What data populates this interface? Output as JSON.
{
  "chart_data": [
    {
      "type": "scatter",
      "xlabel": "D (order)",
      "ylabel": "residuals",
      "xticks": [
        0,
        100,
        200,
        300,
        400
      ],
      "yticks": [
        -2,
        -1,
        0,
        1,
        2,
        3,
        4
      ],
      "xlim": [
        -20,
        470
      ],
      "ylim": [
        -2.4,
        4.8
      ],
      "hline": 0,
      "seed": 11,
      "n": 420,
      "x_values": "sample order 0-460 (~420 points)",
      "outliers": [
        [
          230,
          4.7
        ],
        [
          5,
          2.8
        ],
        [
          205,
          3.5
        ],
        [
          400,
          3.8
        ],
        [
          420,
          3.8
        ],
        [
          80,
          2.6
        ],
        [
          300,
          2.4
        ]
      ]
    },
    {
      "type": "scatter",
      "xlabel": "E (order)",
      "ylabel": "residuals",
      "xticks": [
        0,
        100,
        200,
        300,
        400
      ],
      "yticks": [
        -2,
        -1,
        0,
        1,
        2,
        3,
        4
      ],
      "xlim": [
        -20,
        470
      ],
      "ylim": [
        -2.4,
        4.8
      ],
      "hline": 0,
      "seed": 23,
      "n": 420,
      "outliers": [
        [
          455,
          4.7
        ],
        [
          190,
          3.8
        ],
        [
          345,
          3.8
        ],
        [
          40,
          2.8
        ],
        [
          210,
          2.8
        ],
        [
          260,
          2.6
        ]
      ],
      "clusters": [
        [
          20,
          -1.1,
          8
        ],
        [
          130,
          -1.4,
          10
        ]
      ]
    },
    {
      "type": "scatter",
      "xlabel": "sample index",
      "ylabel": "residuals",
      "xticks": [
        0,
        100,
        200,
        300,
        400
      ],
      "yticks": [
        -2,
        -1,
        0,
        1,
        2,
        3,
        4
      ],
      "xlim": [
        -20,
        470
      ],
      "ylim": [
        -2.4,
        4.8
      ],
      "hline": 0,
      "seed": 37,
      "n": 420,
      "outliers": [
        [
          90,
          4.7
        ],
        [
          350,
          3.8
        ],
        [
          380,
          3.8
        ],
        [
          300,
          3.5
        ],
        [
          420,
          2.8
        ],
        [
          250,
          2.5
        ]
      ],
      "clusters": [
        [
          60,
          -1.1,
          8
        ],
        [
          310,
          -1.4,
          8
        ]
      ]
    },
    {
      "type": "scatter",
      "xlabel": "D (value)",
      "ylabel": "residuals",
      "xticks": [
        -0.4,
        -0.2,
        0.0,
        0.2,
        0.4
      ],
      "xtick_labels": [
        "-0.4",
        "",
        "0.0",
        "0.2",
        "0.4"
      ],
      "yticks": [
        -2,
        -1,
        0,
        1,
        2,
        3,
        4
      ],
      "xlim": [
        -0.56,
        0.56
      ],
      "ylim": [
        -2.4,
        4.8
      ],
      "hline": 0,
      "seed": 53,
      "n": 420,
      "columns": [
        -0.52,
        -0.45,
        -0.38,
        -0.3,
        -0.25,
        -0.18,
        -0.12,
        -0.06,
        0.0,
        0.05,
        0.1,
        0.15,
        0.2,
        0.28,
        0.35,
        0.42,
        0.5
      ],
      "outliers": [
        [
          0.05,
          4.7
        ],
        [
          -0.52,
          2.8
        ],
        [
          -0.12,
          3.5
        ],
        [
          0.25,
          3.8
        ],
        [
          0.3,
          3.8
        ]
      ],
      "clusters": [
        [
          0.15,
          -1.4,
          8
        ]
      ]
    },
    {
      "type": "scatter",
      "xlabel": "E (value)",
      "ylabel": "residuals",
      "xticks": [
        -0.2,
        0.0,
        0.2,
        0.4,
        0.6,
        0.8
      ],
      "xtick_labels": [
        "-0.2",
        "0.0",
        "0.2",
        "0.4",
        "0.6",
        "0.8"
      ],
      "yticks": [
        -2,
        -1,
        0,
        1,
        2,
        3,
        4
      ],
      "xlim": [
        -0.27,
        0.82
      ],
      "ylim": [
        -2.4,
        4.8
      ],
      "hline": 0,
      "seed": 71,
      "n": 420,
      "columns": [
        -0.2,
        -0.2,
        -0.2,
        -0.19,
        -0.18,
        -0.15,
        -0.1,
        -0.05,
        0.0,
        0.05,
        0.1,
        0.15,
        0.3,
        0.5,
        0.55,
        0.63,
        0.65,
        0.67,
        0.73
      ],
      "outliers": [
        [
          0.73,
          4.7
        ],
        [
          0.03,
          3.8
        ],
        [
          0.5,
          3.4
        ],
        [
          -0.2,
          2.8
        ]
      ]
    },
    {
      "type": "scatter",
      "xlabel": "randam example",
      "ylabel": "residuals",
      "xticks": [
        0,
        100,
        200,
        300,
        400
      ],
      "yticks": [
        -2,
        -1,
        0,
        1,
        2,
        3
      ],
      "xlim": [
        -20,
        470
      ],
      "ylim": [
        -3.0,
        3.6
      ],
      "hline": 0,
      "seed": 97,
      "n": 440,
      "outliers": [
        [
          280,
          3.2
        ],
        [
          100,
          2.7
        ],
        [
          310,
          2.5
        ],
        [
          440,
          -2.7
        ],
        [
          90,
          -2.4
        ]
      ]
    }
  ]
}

########

List all lines above in which the string "seed" appears.

▶ **EXERCISE SOLUTION**
      "seed": 11,
      "seed": 23,
      "seed": 37,
      "seed": 53,
      "seed": 71,
      "seed": 97,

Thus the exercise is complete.